▶ _The data_

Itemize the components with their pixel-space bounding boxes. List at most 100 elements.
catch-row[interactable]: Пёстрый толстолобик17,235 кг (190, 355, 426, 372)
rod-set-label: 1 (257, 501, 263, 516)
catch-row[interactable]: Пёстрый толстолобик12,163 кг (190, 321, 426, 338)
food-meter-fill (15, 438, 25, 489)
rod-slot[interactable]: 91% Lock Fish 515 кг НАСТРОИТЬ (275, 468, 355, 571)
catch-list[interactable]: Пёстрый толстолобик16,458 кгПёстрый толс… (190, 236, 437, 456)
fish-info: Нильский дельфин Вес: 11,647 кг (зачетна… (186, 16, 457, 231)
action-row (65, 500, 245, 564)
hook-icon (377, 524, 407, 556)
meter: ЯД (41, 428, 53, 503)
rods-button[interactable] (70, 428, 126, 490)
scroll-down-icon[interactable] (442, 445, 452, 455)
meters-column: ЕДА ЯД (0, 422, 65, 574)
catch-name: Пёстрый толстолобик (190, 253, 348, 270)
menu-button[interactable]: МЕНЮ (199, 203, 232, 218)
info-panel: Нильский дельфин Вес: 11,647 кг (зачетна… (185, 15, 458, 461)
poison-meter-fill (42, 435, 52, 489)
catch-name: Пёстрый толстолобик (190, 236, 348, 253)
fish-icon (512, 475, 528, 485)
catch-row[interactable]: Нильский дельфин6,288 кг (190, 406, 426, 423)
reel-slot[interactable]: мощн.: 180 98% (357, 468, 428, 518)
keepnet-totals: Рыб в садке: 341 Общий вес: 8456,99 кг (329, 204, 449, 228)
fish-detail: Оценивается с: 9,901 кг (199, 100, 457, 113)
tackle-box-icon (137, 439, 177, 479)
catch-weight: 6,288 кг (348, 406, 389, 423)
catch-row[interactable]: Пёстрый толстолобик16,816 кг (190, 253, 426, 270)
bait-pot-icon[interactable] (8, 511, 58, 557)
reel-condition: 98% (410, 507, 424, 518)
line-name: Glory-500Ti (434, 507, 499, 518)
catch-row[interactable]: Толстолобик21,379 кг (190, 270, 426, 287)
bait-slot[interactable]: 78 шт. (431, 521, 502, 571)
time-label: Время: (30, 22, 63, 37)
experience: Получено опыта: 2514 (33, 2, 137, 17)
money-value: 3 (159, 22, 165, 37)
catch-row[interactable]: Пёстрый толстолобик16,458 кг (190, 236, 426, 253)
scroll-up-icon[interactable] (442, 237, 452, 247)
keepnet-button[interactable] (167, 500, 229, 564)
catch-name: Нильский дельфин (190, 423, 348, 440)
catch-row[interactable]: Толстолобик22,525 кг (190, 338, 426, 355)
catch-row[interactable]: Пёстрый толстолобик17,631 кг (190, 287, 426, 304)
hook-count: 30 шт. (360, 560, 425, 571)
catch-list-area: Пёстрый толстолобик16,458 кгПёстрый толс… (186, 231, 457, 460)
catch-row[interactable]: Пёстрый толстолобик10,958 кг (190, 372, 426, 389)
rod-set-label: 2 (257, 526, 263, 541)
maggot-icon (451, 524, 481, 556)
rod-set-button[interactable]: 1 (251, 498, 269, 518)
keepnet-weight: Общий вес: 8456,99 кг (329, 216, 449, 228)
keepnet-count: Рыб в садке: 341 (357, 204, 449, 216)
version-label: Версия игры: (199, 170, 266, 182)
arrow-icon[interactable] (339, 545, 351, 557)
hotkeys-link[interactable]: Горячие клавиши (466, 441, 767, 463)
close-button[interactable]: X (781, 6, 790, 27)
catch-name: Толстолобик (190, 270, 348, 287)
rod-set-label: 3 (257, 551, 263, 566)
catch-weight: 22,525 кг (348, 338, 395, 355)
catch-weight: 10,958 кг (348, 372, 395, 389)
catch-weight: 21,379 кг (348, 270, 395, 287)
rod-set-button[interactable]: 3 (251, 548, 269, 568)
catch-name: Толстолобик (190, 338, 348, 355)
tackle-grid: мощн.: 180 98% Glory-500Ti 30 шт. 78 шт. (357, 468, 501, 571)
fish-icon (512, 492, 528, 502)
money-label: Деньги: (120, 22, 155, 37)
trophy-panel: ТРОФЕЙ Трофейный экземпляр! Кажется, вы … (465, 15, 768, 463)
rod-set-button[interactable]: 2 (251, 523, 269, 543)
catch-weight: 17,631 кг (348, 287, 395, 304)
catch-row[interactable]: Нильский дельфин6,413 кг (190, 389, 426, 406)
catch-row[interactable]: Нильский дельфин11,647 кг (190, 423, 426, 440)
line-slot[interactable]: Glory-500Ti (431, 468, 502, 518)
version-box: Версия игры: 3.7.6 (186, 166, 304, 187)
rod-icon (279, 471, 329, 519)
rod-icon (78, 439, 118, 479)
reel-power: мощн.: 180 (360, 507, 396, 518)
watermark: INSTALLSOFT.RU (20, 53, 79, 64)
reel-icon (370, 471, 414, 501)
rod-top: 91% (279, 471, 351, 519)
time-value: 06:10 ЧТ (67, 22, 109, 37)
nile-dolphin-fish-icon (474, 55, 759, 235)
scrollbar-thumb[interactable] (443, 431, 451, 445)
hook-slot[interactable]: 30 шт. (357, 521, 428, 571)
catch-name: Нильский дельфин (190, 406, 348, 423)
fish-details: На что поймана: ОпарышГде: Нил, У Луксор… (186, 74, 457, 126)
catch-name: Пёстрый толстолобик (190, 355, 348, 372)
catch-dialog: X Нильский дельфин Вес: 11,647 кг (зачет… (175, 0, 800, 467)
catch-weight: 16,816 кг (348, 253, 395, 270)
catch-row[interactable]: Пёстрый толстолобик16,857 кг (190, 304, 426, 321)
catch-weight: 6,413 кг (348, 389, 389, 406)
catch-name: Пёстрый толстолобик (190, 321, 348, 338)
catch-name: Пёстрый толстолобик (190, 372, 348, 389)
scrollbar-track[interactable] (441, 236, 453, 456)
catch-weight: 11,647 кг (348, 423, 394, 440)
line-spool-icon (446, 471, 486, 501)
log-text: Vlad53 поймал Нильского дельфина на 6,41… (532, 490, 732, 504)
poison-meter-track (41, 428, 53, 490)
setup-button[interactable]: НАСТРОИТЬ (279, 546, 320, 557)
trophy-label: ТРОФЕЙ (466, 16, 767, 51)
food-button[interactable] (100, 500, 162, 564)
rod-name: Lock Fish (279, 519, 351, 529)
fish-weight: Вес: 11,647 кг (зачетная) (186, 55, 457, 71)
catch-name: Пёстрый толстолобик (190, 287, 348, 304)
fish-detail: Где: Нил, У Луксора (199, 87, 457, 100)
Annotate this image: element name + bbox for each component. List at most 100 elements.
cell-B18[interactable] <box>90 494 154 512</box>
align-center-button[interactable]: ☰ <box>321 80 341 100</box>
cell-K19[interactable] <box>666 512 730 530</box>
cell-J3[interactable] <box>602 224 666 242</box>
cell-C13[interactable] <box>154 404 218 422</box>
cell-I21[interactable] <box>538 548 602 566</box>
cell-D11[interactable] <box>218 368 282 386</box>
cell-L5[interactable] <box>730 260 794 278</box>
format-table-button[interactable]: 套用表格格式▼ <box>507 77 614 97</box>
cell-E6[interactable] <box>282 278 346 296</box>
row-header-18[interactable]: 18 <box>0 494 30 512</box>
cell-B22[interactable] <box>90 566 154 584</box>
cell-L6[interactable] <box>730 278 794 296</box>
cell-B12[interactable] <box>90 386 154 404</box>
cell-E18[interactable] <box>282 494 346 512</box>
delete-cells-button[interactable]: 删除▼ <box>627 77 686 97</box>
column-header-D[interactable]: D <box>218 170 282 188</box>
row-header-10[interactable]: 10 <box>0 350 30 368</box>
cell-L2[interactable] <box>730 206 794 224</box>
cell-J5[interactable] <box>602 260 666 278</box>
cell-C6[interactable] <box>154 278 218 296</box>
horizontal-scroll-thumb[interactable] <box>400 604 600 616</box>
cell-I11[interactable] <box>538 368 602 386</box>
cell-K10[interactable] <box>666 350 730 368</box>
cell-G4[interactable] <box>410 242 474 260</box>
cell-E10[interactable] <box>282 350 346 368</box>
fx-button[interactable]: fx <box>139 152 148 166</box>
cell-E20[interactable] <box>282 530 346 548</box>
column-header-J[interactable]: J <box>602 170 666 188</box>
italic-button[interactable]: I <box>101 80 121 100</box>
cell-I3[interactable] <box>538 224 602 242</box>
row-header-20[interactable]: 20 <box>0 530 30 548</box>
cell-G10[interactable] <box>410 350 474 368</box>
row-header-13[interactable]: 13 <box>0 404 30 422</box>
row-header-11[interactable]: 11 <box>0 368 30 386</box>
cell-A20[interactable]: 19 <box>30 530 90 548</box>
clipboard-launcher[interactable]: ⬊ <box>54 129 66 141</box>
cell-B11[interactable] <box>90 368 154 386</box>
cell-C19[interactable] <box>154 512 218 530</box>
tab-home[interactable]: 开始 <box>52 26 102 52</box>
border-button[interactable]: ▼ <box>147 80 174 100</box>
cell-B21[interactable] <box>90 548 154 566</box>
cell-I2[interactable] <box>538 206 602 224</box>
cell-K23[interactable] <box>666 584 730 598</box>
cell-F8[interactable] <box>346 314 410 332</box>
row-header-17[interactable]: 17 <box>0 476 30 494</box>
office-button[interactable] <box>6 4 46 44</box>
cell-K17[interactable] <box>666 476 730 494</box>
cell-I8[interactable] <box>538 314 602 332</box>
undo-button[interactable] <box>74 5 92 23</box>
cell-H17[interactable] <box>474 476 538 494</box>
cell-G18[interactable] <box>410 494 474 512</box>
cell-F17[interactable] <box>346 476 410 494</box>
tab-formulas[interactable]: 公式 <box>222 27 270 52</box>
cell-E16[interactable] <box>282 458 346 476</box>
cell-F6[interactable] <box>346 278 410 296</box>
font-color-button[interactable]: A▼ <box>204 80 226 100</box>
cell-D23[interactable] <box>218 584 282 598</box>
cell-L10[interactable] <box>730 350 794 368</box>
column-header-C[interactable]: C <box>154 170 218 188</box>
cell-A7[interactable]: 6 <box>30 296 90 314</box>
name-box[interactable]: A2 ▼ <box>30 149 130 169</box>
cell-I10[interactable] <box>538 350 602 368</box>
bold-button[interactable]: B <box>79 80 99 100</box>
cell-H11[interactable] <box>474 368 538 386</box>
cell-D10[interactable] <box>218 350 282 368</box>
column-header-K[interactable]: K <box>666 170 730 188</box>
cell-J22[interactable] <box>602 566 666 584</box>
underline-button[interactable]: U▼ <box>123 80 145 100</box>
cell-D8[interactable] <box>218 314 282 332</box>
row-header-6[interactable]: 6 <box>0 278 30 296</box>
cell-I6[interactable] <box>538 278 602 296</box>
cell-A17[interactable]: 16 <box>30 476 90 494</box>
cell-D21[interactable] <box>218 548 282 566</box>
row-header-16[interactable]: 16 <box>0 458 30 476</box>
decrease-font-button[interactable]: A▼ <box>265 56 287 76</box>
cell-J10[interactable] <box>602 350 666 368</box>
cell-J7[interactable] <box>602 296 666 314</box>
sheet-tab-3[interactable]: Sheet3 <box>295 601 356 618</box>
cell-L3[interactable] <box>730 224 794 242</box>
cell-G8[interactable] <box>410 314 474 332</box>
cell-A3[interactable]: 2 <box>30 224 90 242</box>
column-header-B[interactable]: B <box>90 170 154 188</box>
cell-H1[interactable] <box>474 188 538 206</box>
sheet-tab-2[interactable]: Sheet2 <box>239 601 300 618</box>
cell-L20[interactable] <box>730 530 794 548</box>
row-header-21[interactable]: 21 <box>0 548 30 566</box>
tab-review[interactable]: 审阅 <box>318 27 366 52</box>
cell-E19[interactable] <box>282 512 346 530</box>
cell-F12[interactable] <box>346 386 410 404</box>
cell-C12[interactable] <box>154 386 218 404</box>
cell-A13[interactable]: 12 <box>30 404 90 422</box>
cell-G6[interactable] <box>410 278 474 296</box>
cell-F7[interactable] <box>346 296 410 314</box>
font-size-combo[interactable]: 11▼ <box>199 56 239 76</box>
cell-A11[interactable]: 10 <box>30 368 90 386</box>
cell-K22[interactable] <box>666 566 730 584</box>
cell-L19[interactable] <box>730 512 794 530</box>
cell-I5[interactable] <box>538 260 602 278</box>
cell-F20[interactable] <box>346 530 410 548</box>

▶ _Problem details_
Reproduce verbatim the stretch of items from the first line through the line that contains "menu-button[interactable]: МЕНЮ (199, 203, 232, 218)", and nothing else.

▶ _Result for this task_
Itemize the components with their pixel-space bounding boxes. List at most 100 elements.
catch-row[interactable]: Пёстрый толстолобик17,235 кг (190, 355, 426, 372)
rod-set-label: 1 (257, 501, 263, 516)
catch-row[interactable]: Пёстрый толстолобик12,163 кг (190, 321, 426, 338)
food-meter-fill (15, 438, 25, 489)
rod-slot[interactable]: 91% Lock Fish 515 кг НАСТРОИТЬ (275, 468, 355, 571)
catch-list[interactable]: Пёстрый толстолобик16,458 кгПёстрый толс… (190, 236, 437, 456)
fish-info: Нильский дельфин Вес: 11,647 кг (зачетна… (186, 16, 457, 231)
action-row (65, 500, 245, 564)
hook-icon (377, 524, 407, 556)
meter: ЯД (41, 428, 53, 503)
rods-button[interactable] (70, 428, 126, 490)
scroll-down-icon[interactable] (442, 445, 452, 455)
meters-column: ЕДА ЯД (0, 422, 65, 574)
catch-name: Пёстрый толстолобик (190, 253, 348, 270)
menu-button[interactable]: МЕНЮ (199, 203, 232, 218)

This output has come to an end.